§ **INSTRUCTIONS TO FOLLOW**
Repeat the lines that follow, leaving nothing out.
■ ■ ■ ■ ■
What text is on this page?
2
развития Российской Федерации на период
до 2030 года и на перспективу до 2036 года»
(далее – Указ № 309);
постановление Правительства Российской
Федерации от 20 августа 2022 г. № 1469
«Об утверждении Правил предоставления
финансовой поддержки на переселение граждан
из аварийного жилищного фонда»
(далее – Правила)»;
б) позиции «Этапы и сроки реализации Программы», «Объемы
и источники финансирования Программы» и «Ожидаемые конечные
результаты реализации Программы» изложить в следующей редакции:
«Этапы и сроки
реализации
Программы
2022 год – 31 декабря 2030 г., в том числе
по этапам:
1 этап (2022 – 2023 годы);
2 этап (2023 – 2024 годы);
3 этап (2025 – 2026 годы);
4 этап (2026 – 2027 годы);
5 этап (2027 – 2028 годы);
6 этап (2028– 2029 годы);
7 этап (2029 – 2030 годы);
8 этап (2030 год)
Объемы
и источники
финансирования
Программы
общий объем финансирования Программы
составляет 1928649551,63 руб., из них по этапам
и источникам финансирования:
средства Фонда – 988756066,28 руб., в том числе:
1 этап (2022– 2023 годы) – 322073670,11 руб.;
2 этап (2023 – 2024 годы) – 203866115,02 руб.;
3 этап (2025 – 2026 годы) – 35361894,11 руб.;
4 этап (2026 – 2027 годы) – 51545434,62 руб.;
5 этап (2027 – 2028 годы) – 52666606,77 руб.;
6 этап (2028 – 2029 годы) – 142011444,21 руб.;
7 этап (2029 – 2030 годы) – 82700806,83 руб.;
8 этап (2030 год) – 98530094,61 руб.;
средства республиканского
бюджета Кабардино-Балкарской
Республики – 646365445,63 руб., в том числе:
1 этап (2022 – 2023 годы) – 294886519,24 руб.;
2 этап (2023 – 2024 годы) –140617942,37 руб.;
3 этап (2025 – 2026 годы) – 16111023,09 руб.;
■ ■ ■ ■ ■
§ **CORRECT RESULT**
What text is on this page?
2
развития Российской Федерации на период
до 2030 года и на перспективу до 2036 года»
(далее – Указ № 309);
постановление Правительства Российской
Федерации от 20 августа 2022 г. № 1469
«Об утверждении Правил предоставления
финансовой поддержки на переселение граждан
из аварийного жилищного фонда»
(далее – Правила)»;
б) позиции «Этапы и сроки реализации Программы», «Объемы
и источники финансирования Программы» и «Ожидаемые конечные
результаты реализации Программы» изложить в следующей редакции:
«Этапы и сроки
реализации
Программы
2022 год – 31 декабря 2030 г., в том числе
по этапам:
1 этап (2022 – 2023 годы);
2 этап (2023 – 2024 годы);
3 этап (2025 – 2026 годы);
4 этап (2026 – 2027 годы);
5 этап (2027 – 2028 годы);
6 этап (2028– 2029 годы);
7 этап (2029 – 2030 годы);
8 этап (2030 год)
Объемы
и источники
финансирования
Программы
общий объем финансирования Программы
составляет 1928649551,63 руб., из них по этапам
и источникам финансирования:
средства Фонда – 988756066,28 руб., в том числе:
1 этап (2022– 2023 годы) – 322073670,11 руб.;
2 этап (2023 – 2024 годы) – 203866115,02 руб.;
3 этап (2025 – 2026 годы) – 35361894,11 руб.;
4 этап (2026 – 2027 годы) – 51545434,62 руб.;
5 этап (2027 – 2028 годы) – 52666606,77 руб.;
6 этап (2028 – 2029 годы) – 142011444,21 руб.;
7 этап (2029 – 2030 годы) – 82700806,83 руб.;
8 этап (2030 год) – 98530094,61 руб.;
средства республиканского
бюджета Кабардино-Балкарской
Республики – 646365445,63 руб., в том числе:
1 этап (2022 – 2023 годы) – 294886519,24 руб.;
2 этап (2023 – 2024 годы) –140617942,37 руб.;
3 этап (2025 – 2026 годы) – 16111023,09 руб.;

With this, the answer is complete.